Stored items
--------------------------------

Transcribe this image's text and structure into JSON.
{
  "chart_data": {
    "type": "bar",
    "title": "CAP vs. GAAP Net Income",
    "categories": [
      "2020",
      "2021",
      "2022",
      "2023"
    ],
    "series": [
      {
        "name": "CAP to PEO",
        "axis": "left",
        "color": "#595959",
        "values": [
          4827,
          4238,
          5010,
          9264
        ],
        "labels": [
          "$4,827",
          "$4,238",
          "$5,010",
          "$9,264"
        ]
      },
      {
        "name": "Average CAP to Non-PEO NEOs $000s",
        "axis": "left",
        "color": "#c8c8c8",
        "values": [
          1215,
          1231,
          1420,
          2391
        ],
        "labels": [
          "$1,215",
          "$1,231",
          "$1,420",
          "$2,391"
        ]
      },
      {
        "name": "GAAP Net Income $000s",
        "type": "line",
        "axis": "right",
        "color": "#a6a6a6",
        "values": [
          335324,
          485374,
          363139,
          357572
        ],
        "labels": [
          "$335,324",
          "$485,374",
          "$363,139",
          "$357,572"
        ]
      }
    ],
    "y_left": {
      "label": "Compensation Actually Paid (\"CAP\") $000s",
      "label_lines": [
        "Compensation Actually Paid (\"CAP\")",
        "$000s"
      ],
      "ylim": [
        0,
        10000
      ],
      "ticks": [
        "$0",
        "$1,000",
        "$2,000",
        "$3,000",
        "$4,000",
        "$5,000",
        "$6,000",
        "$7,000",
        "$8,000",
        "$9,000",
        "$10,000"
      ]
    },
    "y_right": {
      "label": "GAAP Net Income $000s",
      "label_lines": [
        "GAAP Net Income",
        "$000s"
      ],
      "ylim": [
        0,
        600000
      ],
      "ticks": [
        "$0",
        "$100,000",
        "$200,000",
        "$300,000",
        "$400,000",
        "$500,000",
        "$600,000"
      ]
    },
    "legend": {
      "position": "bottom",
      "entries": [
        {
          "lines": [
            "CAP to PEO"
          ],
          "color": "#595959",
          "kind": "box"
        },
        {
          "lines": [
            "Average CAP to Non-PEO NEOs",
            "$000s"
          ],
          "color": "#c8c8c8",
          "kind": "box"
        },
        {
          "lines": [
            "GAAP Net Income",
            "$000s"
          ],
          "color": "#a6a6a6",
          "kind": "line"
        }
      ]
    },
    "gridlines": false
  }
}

--------------------------------

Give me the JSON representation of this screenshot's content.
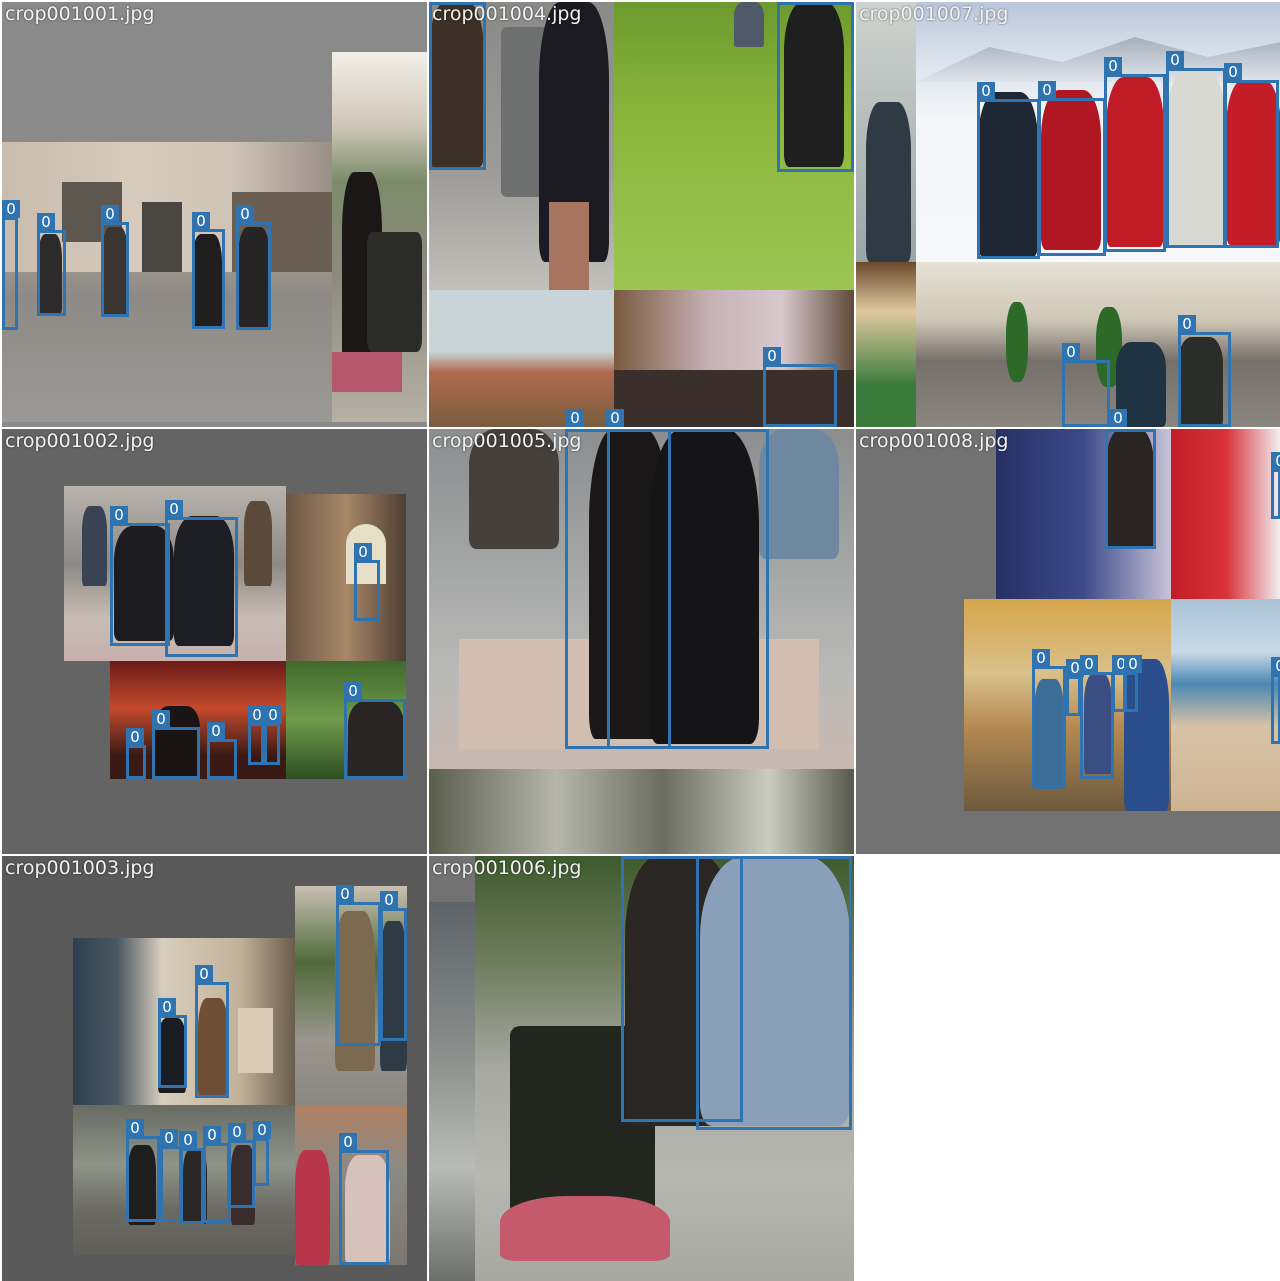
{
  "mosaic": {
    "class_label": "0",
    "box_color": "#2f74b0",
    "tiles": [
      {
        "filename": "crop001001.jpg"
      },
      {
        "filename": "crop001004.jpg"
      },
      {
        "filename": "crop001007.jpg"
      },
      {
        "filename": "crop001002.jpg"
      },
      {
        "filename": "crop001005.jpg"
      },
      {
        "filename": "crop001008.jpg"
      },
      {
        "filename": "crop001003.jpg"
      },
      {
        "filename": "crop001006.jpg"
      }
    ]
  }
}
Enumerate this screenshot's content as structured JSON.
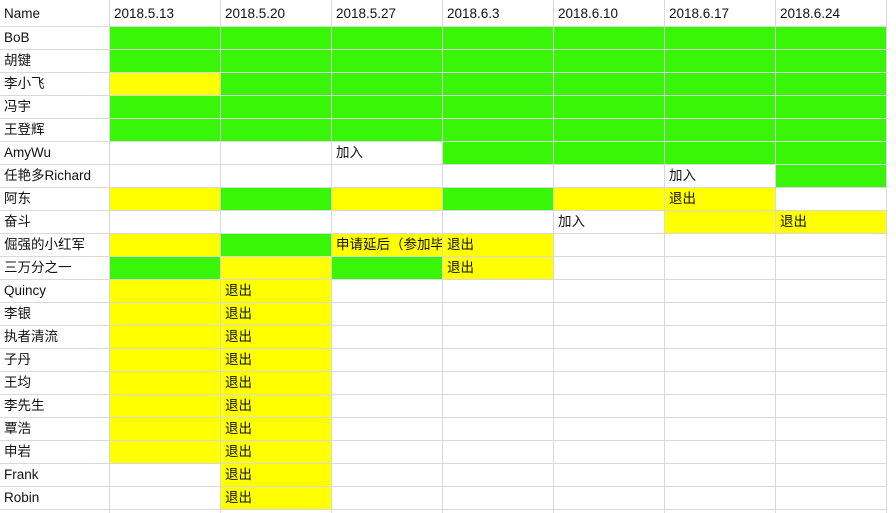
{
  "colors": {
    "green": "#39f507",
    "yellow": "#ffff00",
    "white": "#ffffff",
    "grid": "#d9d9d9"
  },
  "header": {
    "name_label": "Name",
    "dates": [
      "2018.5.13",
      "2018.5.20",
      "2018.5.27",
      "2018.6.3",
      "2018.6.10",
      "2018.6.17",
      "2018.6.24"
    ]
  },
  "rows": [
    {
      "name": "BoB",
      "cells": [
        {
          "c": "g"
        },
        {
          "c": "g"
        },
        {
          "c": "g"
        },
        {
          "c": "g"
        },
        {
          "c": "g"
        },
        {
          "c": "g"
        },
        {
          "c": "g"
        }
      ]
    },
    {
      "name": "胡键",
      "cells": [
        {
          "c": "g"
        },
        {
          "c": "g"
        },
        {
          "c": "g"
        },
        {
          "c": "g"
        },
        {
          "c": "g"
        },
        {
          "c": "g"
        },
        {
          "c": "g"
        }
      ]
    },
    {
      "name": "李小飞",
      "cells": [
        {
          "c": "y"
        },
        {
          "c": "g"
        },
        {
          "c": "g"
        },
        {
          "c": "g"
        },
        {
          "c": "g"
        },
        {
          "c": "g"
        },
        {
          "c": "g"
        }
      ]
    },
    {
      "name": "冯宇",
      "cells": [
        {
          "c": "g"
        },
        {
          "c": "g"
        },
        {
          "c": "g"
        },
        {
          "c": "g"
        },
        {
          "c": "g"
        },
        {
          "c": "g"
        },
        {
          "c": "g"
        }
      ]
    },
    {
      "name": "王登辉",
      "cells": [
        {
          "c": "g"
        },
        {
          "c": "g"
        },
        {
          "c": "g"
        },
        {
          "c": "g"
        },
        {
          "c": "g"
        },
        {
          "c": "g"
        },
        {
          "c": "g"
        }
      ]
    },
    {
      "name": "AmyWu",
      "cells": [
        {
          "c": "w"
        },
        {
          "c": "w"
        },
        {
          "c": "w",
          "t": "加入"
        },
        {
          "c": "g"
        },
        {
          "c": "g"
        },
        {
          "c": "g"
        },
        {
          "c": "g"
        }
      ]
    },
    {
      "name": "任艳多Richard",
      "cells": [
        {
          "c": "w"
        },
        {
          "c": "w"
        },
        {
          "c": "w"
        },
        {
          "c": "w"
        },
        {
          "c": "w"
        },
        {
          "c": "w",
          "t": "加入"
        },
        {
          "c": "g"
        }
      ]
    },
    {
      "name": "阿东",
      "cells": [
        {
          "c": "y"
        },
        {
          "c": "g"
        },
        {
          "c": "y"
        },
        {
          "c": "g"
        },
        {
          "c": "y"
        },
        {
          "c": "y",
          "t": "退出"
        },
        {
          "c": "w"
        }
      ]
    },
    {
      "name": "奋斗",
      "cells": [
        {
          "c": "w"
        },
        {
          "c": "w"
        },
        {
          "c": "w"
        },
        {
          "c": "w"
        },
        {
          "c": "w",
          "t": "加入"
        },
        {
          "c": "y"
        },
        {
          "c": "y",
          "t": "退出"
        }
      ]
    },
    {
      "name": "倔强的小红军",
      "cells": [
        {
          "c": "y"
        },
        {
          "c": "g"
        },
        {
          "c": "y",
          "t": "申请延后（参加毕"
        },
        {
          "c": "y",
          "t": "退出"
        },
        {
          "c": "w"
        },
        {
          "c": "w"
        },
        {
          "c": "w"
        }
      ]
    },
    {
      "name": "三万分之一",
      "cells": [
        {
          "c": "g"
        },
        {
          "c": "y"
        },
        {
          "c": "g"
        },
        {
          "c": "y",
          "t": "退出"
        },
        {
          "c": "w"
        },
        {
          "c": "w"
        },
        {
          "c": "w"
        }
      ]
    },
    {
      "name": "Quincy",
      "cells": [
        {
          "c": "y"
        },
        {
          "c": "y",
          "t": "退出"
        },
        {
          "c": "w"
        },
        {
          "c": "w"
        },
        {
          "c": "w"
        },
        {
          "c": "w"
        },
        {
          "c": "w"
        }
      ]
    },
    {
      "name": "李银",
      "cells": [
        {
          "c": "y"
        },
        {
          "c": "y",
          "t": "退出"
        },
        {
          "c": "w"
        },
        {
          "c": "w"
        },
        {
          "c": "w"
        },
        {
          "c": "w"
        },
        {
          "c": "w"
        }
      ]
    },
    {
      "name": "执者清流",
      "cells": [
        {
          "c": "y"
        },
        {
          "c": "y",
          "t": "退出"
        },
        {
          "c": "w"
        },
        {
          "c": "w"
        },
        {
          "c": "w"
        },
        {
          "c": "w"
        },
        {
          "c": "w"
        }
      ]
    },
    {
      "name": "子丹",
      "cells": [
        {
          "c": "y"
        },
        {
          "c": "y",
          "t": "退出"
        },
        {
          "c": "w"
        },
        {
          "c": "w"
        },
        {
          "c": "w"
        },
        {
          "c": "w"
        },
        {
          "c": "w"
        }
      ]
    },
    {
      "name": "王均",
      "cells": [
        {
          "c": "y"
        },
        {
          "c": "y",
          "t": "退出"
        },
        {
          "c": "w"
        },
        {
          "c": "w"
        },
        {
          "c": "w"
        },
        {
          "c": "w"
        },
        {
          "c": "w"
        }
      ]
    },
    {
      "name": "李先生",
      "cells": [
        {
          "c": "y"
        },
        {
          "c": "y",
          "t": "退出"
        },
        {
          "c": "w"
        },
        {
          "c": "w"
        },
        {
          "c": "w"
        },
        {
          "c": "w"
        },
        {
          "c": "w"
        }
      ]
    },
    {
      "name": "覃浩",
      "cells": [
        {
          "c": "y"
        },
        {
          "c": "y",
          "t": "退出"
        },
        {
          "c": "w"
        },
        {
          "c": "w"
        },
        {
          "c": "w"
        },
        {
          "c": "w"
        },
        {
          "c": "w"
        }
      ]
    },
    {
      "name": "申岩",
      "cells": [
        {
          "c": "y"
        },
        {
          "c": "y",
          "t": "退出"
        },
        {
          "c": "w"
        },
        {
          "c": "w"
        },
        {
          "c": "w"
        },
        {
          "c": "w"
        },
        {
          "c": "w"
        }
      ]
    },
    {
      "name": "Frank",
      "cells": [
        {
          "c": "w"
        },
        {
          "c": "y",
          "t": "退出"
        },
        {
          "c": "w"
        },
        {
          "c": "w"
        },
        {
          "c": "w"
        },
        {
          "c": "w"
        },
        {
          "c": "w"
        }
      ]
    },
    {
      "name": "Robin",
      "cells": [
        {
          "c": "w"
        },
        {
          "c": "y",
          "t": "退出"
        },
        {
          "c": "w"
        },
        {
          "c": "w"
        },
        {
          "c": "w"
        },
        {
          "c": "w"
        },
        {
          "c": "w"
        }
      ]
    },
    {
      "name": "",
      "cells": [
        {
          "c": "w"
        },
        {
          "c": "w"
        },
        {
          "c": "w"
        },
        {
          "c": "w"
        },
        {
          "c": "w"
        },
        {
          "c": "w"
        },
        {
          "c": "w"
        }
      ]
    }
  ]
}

--------------------------------

Say how many lines in the records hold "GAAP", with the number as the whole reply.

● Written solution
5